- TASK DIRECTIONS:
Check each line of the material, and show the ones that include the word "연세필스의원".

━━ RAW DATA ━━

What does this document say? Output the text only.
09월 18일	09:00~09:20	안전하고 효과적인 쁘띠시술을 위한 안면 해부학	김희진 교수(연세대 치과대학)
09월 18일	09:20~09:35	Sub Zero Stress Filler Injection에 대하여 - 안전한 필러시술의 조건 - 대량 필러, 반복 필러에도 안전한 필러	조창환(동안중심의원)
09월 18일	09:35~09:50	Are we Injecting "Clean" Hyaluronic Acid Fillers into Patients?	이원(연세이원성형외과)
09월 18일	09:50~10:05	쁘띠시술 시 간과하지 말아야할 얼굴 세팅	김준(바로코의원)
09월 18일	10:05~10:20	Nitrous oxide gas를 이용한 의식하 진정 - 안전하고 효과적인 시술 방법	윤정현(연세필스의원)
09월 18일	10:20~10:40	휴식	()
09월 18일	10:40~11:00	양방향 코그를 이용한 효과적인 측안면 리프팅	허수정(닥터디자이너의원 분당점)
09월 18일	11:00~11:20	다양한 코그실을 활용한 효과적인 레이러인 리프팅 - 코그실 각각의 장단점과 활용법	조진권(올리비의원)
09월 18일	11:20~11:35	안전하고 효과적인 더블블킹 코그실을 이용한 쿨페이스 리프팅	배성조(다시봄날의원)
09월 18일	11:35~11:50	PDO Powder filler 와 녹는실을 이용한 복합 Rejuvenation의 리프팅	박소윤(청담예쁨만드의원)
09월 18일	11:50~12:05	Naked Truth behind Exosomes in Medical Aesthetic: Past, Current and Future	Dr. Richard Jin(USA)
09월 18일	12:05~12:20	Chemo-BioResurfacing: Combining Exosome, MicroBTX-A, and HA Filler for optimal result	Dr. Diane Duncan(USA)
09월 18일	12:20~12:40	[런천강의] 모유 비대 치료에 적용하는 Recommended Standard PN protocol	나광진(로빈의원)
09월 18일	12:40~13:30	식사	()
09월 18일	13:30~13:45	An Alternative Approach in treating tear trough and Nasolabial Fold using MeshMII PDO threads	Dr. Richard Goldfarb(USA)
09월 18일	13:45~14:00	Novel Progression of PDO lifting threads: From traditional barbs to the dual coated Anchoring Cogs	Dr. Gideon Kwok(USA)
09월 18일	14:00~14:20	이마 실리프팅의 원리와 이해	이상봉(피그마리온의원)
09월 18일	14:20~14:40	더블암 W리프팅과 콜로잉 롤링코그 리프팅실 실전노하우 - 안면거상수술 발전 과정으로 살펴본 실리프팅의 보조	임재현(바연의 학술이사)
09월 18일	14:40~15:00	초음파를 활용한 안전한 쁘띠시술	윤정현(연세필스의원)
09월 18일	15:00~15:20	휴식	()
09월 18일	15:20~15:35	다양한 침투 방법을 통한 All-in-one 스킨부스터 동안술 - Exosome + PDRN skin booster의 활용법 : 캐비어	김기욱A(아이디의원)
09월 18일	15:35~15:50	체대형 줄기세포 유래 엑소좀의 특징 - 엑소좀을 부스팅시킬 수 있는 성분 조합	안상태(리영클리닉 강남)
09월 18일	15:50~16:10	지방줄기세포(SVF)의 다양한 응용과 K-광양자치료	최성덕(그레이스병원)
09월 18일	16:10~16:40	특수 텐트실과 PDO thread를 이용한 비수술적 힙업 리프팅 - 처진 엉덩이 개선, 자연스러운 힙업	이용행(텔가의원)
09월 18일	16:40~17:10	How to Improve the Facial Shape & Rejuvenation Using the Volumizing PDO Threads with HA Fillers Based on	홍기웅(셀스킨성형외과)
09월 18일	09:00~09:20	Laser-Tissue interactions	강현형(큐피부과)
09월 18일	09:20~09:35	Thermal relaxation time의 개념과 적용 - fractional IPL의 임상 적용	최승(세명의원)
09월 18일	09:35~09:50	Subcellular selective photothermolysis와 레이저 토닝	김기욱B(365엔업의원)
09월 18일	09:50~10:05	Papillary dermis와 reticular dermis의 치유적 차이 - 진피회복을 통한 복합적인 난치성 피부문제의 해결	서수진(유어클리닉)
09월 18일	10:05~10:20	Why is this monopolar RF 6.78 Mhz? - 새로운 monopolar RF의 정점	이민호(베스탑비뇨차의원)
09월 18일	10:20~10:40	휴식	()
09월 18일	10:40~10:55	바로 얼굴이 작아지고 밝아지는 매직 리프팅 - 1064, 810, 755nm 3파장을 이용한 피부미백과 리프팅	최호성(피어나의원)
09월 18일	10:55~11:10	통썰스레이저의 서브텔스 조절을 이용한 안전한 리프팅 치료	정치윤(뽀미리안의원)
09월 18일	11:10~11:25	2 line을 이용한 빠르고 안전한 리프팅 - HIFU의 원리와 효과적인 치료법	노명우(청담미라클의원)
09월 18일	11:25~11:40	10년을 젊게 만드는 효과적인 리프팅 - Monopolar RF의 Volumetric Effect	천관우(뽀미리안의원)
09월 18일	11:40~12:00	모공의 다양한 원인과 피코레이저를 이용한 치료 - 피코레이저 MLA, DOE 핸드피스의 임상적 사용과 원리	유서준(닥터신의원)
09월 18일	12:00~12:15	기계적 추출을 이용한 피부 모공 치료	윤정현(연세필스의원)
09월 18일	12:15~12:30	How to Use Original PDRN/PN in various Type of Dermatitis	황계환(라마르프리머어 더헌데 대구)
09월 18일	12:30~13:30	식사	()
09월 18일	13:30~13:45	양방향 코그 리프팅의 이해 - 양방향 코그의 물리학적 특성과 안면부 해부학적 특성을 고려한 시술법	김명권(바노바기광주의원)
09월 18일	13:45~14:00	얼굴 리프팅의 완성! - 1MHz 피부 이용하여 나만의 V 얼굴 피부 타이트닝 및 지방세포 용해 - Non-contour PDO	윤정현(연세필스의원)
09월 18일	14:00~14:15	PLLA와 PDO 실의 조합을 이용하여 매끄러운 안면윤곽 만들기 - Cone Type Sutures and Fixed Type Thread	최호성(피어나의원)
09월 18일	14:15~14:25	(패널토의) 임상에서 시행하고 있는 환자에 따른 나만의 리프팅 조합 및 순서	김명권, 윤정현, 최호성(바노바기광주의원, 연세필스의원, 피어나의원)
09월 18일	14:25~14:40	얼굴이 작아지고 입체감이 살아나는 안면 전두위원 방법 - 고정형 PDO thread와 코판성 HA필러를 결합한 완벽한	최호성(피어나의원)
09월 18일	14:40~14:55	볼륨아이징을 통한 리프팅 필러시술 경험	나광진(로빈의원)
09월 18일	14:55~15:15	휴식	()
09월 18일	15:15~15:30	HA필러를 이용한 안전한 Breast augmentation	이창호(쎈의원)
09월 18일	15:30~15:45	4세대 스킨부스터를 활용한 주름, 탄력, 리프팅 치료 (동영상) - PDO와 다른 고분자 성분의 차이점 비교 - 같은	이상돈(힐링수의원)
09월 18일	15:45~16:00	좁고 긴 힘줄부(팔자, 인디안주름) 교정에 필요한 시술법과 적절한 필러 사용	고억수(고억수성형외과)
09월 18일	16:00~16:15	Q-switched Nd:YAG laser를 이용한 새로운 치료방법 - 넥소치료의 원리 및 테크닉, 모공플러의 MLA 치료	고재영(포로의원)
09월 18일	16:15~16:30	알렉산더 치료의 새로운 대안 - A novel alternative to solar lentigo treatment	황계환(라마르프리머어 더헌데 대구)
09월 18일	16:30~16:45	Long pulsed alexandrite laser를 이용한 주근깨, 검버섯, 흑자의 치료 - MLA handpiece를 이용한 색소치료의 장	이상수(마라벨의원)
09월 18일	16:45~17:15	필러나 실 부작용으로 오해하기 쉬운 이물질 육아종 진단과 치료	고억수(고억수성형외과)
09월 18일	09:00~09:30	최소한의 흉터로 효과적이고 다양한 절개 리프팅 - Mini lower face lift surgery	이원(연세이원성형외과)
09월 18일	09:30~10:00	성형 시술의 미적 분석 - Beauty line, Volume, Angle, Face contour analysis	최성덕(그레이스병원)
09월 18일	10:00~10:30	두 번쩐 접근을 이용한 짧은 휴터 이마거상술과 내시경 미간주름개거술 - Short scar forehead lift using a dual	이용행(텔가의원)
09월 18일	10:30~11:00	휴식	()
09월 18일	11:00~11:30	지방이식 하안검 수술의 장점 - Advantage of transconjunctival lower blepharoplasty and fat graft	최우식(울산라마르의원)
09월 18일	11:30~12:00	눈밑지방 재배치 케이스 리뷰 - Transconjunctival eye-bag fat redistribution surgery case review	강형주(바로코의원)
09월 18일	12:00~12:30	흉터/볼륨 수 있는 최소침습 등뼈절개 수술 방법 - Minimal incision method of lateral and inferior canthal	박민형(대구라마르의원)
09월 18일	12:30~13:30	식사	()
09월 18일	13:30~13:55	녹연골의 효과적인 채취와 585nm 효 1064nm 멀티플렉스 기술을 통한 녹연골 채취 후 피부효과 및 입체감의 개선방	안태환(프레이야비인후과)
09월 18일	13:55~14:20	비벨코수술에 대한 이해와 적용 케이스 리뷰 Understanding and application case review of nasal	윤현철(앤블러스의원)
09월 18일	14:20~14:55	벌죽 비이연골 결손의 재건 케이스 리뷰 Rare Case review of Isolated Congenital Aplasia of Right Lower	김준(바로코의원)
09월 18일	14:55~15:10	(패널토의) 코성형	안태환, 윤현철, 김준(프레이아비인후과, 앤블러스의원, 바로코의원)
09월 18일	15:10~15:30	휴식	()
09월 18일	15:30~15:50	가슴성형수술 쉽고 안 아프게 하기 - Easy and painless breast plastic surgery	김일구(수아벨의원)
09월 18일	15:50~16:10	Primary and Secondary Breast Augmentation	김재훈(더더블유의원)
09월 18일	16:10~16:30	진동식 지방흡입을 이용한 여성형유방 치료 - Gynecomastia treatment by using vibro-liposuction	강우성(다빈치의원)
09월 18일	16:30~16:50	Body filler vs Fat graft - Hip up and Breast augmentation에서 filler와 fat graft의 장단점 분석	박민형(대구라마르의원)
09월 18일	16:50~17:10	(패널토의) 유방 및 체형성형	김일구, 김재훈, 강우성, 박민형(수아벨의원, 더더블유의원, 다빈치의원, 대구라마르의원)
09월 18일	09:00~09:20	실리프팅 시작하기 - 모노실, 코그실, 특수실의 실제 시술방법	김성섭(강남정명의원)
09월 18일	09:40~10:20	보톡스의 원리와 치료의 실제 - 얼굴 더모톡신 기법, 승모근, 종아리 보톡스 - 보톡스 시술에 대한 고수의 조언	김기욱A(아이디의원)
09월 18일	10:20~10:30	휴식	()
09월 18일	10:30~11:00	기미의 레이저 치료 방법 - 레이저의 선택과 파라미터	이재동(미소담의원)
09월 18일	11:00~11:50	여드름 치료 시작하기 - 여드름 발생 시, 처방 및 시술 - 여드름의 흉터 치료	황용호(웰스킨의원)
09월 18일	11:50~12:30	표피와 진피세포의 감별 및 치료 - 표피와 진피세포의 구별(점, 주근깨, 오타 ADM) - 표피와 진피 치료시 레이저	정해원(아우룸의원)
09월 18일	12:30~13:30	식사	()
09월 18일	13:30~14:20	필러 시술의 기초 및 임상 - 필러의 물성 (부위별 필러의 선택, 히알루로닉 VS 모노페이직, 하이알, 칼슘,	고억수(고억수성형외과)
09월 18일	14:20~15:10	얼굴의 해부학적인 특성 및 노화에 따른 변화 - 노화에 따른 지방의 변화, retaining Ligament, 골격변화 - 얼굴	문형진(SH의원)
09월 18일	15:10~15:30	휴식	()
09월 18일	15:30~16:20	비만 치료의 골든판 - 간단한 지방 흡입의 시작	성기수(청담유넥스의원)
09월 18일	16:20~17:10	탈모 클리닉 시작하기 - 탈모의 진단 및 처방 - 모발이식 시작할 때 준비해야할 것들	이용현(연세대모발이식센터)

━━━

- ANSWER TO THE EXERCISE:
09월 18일	10:05~10:20	Nitrous oxide gas를 이용한 의식하 진정 - 안전하고 효과적인 시술 방법	윤정현(연세필스의원)
09월 18일	14:40~15:00	초음파를 활용한 안전한 쁘띠시술	윤정현(연세필스의원)
09월 18일	12:00~12:15	기계적 추출을 이용한 피부 모공 치료	윤정현(연세필스의원)
09월 18일	13:45~14:00	얼굴 리프팅의 완성! - 1MHz 피부 이용하여 나만의 V 얼굴 피부 타이트닝 및 지방세포 용해 - Non-contour PDO	윤정현(연세필스의원)
09월 18일	14:15~14:25	(패널토의) 임상에서 시행하고 있는 환자에 따른 나만의 리프팅 조합 및 순서	김명권, 윤정현, 최호성(바노바기광주의원, 연세필스의원, 피어나의원)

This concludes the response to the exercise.